▸ **Description of the task**:
All of the entries must be reproduced exactly, with no images carried over.

▸ **Information supplied**:
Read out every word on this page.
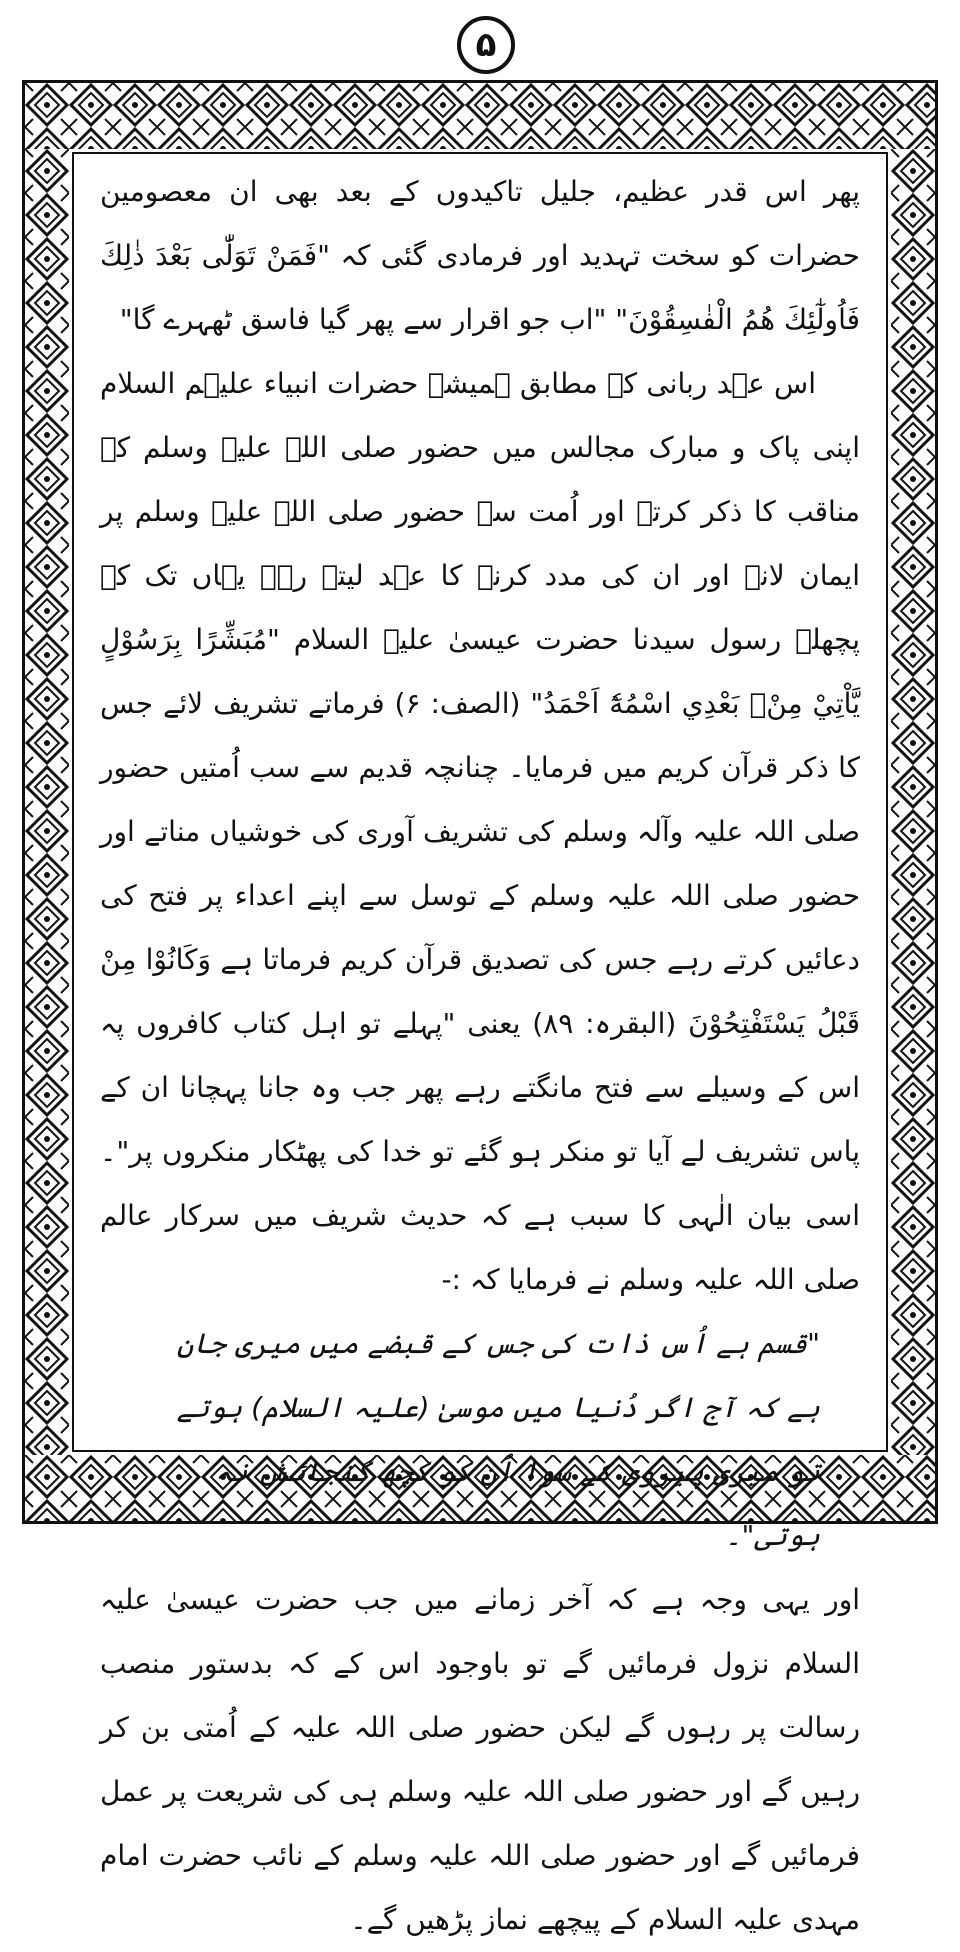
۵

پھر اس قدر عظیم، جلیل تاکیدوں کے بعد بھی ان معصومین حضرات کو سخت تہدید اور فرمادی گئی کہ "فَمَنْ تَوَلّٰی بَعْدَ ذٰلِكَ فَاُولٰٓئِكَ هُمُ الْفٰسِقُوْنَ" "اب جو اقرار سے پھر گیا فاسق ٹھہرے گا"

اس عہد ربانی کے مطابق ہمیشہ حضرات انبیاء علیہم السلام اپنی پاک و مبارک مجالس میں حضور صلی اللہ علیہ وسلم کے مناقب کا ذکر کرتے اور اُمت سے حضور صلی اللہ علیہ وسلم پر ایمان لانے اور ان کی مدد کرنے کا عہد لیتے رہے یہاں تک کہ پچھلے رسول سیدنا حضرت عیسیٰ علیہ السلام "مُبَشِّرًا بِرَسُوْلٍ يَّاْتِيْ مِنْۢ بَعْدِي اسْمُهٗٓ اَحْمَدُ" (الصف: ۶) فرماتے تشریف لائے جس کا ذکر قرآن کریم میں فرمایا۔ چنانچہ قدیم سے سب اُمتیں حضور صلی اللہ علیہ وآلہ وسلم کی تشریف آوری کی خوشیاں مناتے اور حضور صلی اللہ علیہ وسلم کے توسل سے اپنے اعداء پر فتح کی دعائیں کرتے رہے جس کی تصدیق قرآن کریم فرماتا ہے وَكَانُوْا مِنْ قَبْلُ يَسْتَفْتِحُوْنَ (البقرہ: ۸۹) یعنی "پہلے تو اہل کتاب کافروں پہ اس کے وسیلے سے فتح مانگتے رہے پھر جب وہ جانا پہچانا ان کے پاس تشریف لے آیا تو منکر ہو گئے تو خدا کی پھٹکار منکروں پر"۔ اسی بیان الٰہی کا سبب ہے کہ حدیث شریف میں سرکار عالم صلی اللہ علیہ وسلم نے فرمایا کہ :-

"قسم ہے اُس ذات کی جس کے قبضے میں میری جان ہے کہ آج اگر دُنیا میں موسیٰ (علیہ السلام) ہوتے تو میری پیروی کے سوا اُن کو کچھ گنجائش نہ ہوتی"۔

اور یہی وجہ ہے کہ آخر زمانے میں جب حضرت عیسیٰ علیہ السلام نزول فرمائیں گے تو باوجود اس کے کہ بدستور منصب رسالت پر رہوں گے لیکن حضور صلی اللہ علیہ کے اُمتی بن کر رہیں گے اور حضور صلی اللہ علیہ وسلم ہی کی شریعت پر عمل فرمائیں گے اور حضور صلی اللہ علیہ وسلم کے نائب حضرت امام مہدی علیہ السلام کے پیچھے نماز پڑھیں گے۔
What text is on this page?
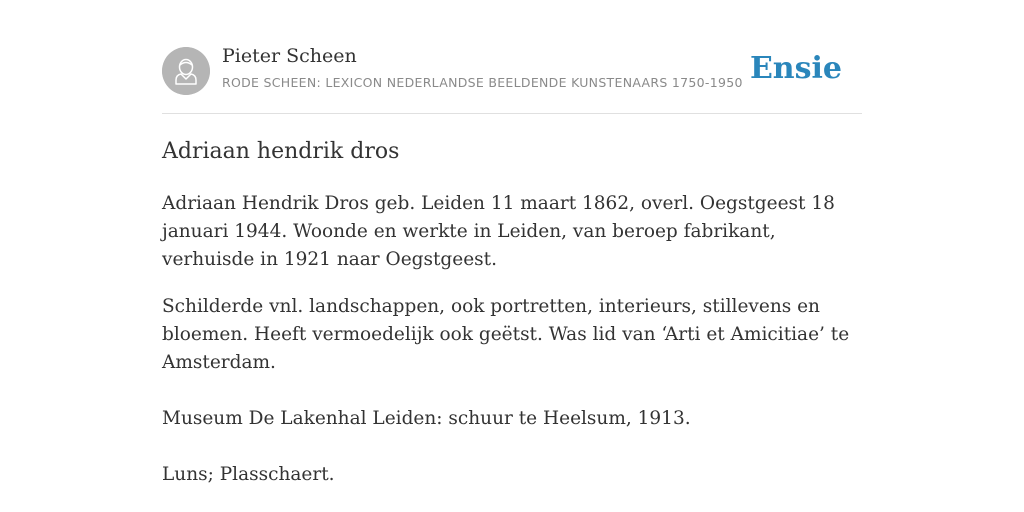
Pieter Scheen
RODE SCHEEN: LEXICON NEDERLANDSE BEELDENDE KUNSTENAARS 1750-1950 Ensie
Adriaan hendrik dros

Adriaan Hendrik Dros geb. Leiden 11 maart 1862, overl. Oegstgeest 18 januari 1944. Woonde en werkte in Leiden, van beroep fabrikant, verhuisde in 1921 naar Oegstgeest.

Schilderde vnl. landschappen, ook portretten, interieurs, stillevens en bloemen. Heeft vermoedelijk ook geëtst. Was lid van ‘Arti et Amicitiae’ te Amsterdam.

Museum De Lakenhal Leiden: schuur te Heelsum, 1913.

Luns; Plasschaert.
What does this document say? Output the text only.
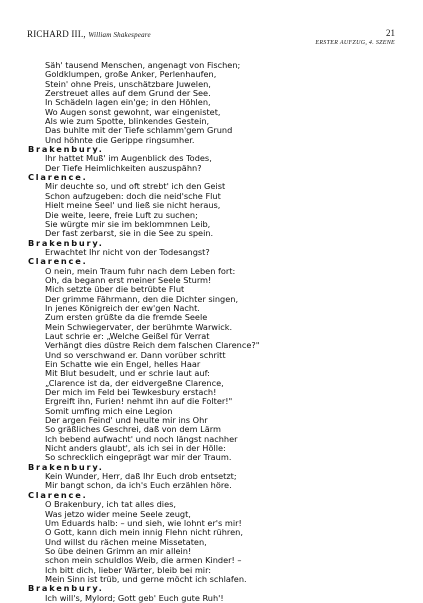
RICHARD III., William Shakespeare	21
ERSTER AUFZUG, 4. SZENE
Säh' tausend Menschen, angenagt von Fischen;
Goldklumpen, große Anker, Perlenhaufen,
Stein' ohne Preis, unschätzbare Juwelen,
Zerstreuet alles auf dem Grund der See.
In Schädeln lagen ein'ge; in den Höhlen,
Wo Augen sonst gewohnt, war eingenistet,
Als wie zum Spotte, blinkendes Gestein,
Das buhlte mit der Tiefe schlamm'gem Grund
Und höhnte die Gerippe ringsumher.
Brakenbury.
Ihr hattet Muß' im Augenblick des Todes,
Der Tiefe Heimlichkeiten auszuspähn?
Clarence.
Mir deuchte so, und oft strebt' ich den Geist
Schon aufzugeben: doch die neid'sche Flut
Hielt meine Seel' und ließ sie nicht heraus,
Die weite, leere, freie Luft zu suchen;
Sie würgte mir sie im beklommnen Leib,
Der fast zerbarst, sie in die See zu spein.
Brakenbury.
Erwachtet Ihr nicht von der Todesangst?
Clarence.
O nein, mein Traum fuhr nach dem Leben fort:
Oh, da begann erst meiner Seele Sturm!
Mich setzte über die betrübte Flut
Der grimme Fährmann, den die Dichter singen,
In jenes Königreich der ew'gen Nacht.
Zum ersten grüßte da die fremde Seele
Mein Schwiegervater, der berühmte Warwick.
Laut schrie er: „Welche Geißel für Verrat
Verhängt dies düstre Reich dem falschen Clarence?"
Und so verschwand er. Dann vorüber schritt
Ein Schatte wie ein Engel, helles Haar
Mit Blut besudelt, und er schrie laut auf:
„Clarence ist da, der eidvergeßne Clarence,
Der mich im Feld bei Tewkesbury erstach!
Ergreift ihn, Furien! nehmt ihn auf die Folter!"
Somit umfing mich eine Legion
Der argen Feind' und heulte mir ins Ohr
So gräßliches Geschrei, daß von dem Lärm
Ich bebend aufwacht' und noch längst nachher
Nicht anders glaubt', als ich sei in der Hölle:
So schrecklich eingeprägt war mir der Traum.
Brakenbury.
Kein Wunder, Herr, daß Ihr Euch drob entsetzt;
Mir bangt schon, da ich's Euch erzählen höre.
Clarence.
O Brakenbury, ich tat alles dies,
Was jetzo wider meine Seele zeugt,
Um Eduards halb: – und sieh, wie lohnt er's mir!
O Gott, kann dich mein innig Flehn nicht rühren,
Und willst du rächen meine Missetaten,
So übe deinen Grimm an mir allein!
schon mein schuldlos Weib, die armen Kinder! –
Ich bitt dich, lieber Wärter, bleib bei mir:
Mein Sinn ist trüb, und gerne möcht ich schlafen.
Brakenbury.
Ich will's, Mylord; Gott geb' Euch gute Ruh'!
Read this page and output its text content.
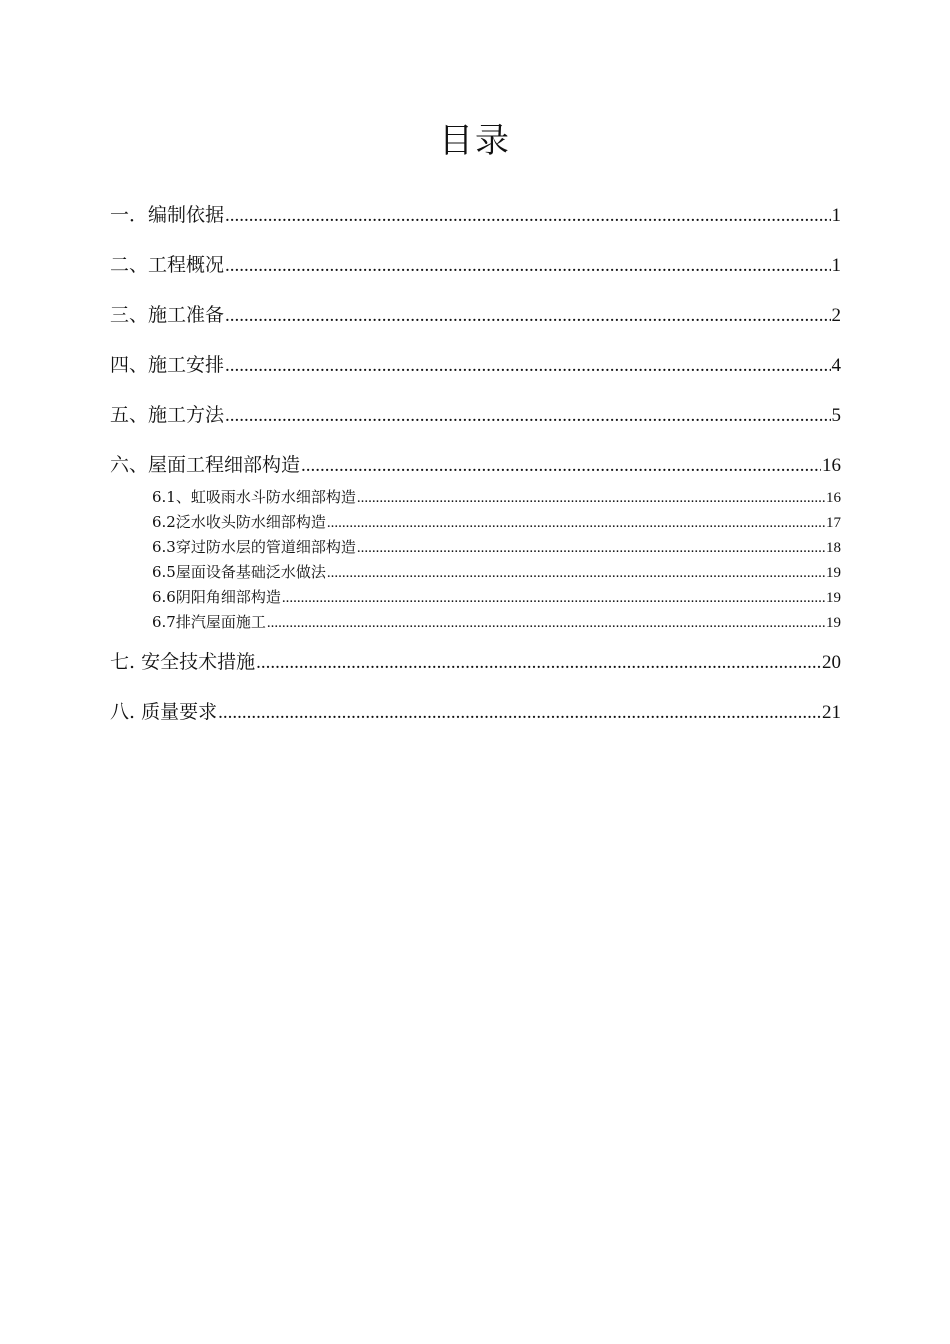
目录
一．编制依据 .....	1
二、工程概况 .....	1
三、施工准备 .....	2
四、施工安排 .....	4
五、施工方法 .....	5
六、屋面工程细部构造 .....	16
6.1、虹吸雨水斗防水细部构造 .....	16
6.2泛水收头防水细部构造 .....	17
6.3穿过防水层的管道细部构造 .....	18
6.5屋面设备基础泛水做法 .....	19
6.6阴阳角细部构造 .....	19
6.7排汽屋面施工 .....	19
七. 安全技术措施 .....	20
八. 质量要求 .....	21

▸ **Correct output**:
Read out every word on this page.
۵

پھر اس قدر عظیم، جلیل تاکیدوں کے بعد بھی ان معصومین حضرات کو سخت تہدید اور فرمادی گئی کہ "فَمَنْ تَوَلّٰی بَعْدَ ذٰلِكَ فَاُولٰٓئِكَ هُمُ الْفٰسِقُوْنَ" "اب جو اقرار سے پھر گیا فاسق ٹھہرے گا"

اس عہد ربانی کے مطابق ہمیشہ حضرات انبیاء علیہم السلام اپنی پاک و مبارک مجالس میں حضور صلی اللہ علیہ وسلم کے مناقب کا ذکر کرتے اور اُمت سے حضور صلی اللہ علیہ وسلم پر ایمان لانے اور ان کی مدد کرنے کا عہد لیتے رہے یہاں تک کہ پچھلے رسول سیدنا حضرت عیسیٰ علیہ السلام "مُبَشِّرًا بِرَسُوْلٍ يَّاْتِيْ مِنْۢ بَعْدِي اسْمُهٗٓ اَحْمَدُ" (الصف: ۶) فرماتے تشریف لائے جس کا ذکر قرآن کریم میں فرمایا۔ چنانچہ قدیم سے سب اُمتیں حضور صلی اللہ علیہ وآلہ وسلم کی تشریف آوری کی خوشیاں مناتے اور حضور صلی اللہ علیہ وسلم کے توسل سے اپنے اعداء پر فتح کی دعائیں کرتے رہے جس کی تصدیق قرآن کریم فرماتا ہے وَكَانُوْا مِنْ قَبْلُ يَسْتَفْتِحُوْنَ (البقرہ: ۸۹) یعنی "پہلے تو اہل کتاب کافروں پہ اس کے وسیلے سے فتح مانگتے رہے پھر جب وہ جانا پہچانا ان کے پاس تشریف لے آیا تو منکر ہو گئے تو خدا کی پھٹکار منکروں پر"۔ اسی بیان الٰہی کا سبب ہے کہ حدیث شریف میں سرکار عالم صلی اللہ علیہ وسلم نے فرمایا کہ :-

"قسم ہے اُس ذات کی جس کے قبضے میں میری جان ہے کہ آج اگر دُنیا میں موسیٰ (علیہ السلام) ہوتے تو میری پیروی کے سوا اُن کو کچھ گنجائش نہ ہوتی"۔

اور یہی وجہ ہے کہ آخر زمانے میں جب حضرت عیسیٰ علیہ السلام نزول فرمائیں گے تو باوجود اس کے کہ بدستور منصب رسالت پر رہوں گے لیکن حضور صلی اللہ علیہ کے اُمتی بن کر رہیں گے اور حضور صلی اللہ علیہ وسلم ہی کی شریعت پر عمل فرمائیں گے اور حضور صلی اللہ علیہ وسلم کے نائب حضرت امام مہدی علیہ السلام کے پیچھے نماز پڑھیں گے۔
What text is on this page?
Pieter Scheen
RODE SCHEEN: LEXICON NEDERLANDSE BEELDENDE KUNSTENAARS 1750-1950 Ensie
Adriaan hendrik dros

Adriaan Hendrik Dros geb. Leiden 11 maart 1862, overl. Oegstgeest 18 januari 1944. Woonde en werkte in Leiden, van beroep fabrikant, verhuisde in 1921 naar Oegstgeest.

Schilderde vnl. landschappen, ook portretten, interieurs, stillevens en bloemen. Heeft vermoedelijk ook geëtst. Was lid van ‘Arti et Amicitiae’ te Amsterdam.

Museum De Lakenhal Leiden: schuur te Heelsum, 1913.

Luns; Plasschaert.
What does this document say? Output the text only.
RICHARD III., William Shakespeare	21
ERSTER AUFZUG, 4. SZENE
Säh' tausend Menschen, angenagt von Fischen;
Goldklumpen, große Anker, Perlenhaufen,
Stein' ohne Preis, unschätzbare Juwelen,
Zerstreuet alles auf dem Grund der See.
In Schädeln lagen ein'ge; in den Höhlen,
Wo Augen sonst gewohnt, war eingenistet,
Als wie zum Spotte, blinkendes Gestein,
Das buhlte mit der Tiefe schlamm'gem Grund
Und höhnte die Gerippe ringsumher.
Brakenbury.
Ihr hattet Muß' im Augenblick des Todes,
Der Tiefe Heimlichkeiten auszuspähn?
Clarence.
Mir deuchte so, und oft strebt' ich den Geist
Schon aufzugeben: doch die neid'sche Flut
Hielt meine Seel' und ließ sie nicht heraus,
Die weite, leere, freie Luft zu suchen;
Sie würgte mir sie im beklommnen Leib,
Der fast zerbarst, sie in die See zu spein.
Brakenbury.
Erwachtet Ihr nicht von der Todesangst?
Clarence.
O nein, mein Traum fuhr nach dem Leben fort:
Oh, da begann erst meiner Seele Sturm!
Mich setzte über die betrübte Flut
Der grimme Fährmann, den die Dichter singen,
In jenes Königreich der ew'gen Nacht.
Zum ersten grüßte da die fremde Seele
Mein Schwiegervater, der berühmte Warwick.
Laut schrie er: „Welche Geißel für Verrat
Verhängt dies düstre Reich dem falschen Clarence?"
Und so verschwand er. Dann vorüber schritt
Ein Schatte wie ein Engel, helles Haar
Mit Blut besudelt, und er schrie laut auf:
„Clarence ist da, der eidvergeßne Clarence,
Der mich im Feld bei Tewkesbury erstach!
Ergreift ihn, Furien! nehmt ihn auf die Folter!"
Somit umfing mich eine Legion
Der argen Feind' und heulte mir ins Ohr
So gräßliches Geschrei, daß von dem Lärm
Ich bebend aufwacht' und noch längst nachher
Nicht anders glaubt', als ich sei in der Hölle:
So schrecklich eingeprägt war mir der Traum.
Brakenbury.
Kein Wunder, Herr, daß Ihr Euch drob entsetzt;
Mir bangt schon, da ich's Euch erzählen höre.
Clarence.
O Brakenbury, ich tat alles dies,
Was jetzo wider meine Seele zeugt,
Um Eduards halb: – und sieh, wie lohnt er's mir!
O Gott, kann dich mein innig Flehn nicht rühren,
Und willst du rächen meine Missetaten,
So übe deinen Grimm an mir allein!
schon mein schuldlos Weib, die armen Kinder! –
Ich bitt dich, lieber Wärter, bleib bei mir:
Mein Sinn ist trüb, und gerne möcht ich schlafen.
Brakenbury.
Ich will's, Mylord; Gott geb' Euch gute Ruh'!
Read this page and output its text content.
目录
一．编制依据 .....	1
二、工程概况 .....	1
三、施工准备 .....	2
四、施工安排 .....	4
五、施工方法 .....	5
六、屋面工程细部构造 .....	16
6.1、虹吸雨水斗防水细部构造 .....	16
6.2泛水收头防水细部构造 .....	17
6.3穿过防水层的管道细部构造 .....	18
6.5屋面设备基础泛水做法 .....	19
6.6阴阳角细部构造 .....	19
6.7排汽屋面施工 .....	19
七. 安全技术措施 .....	20
八. 质量要求 .....	21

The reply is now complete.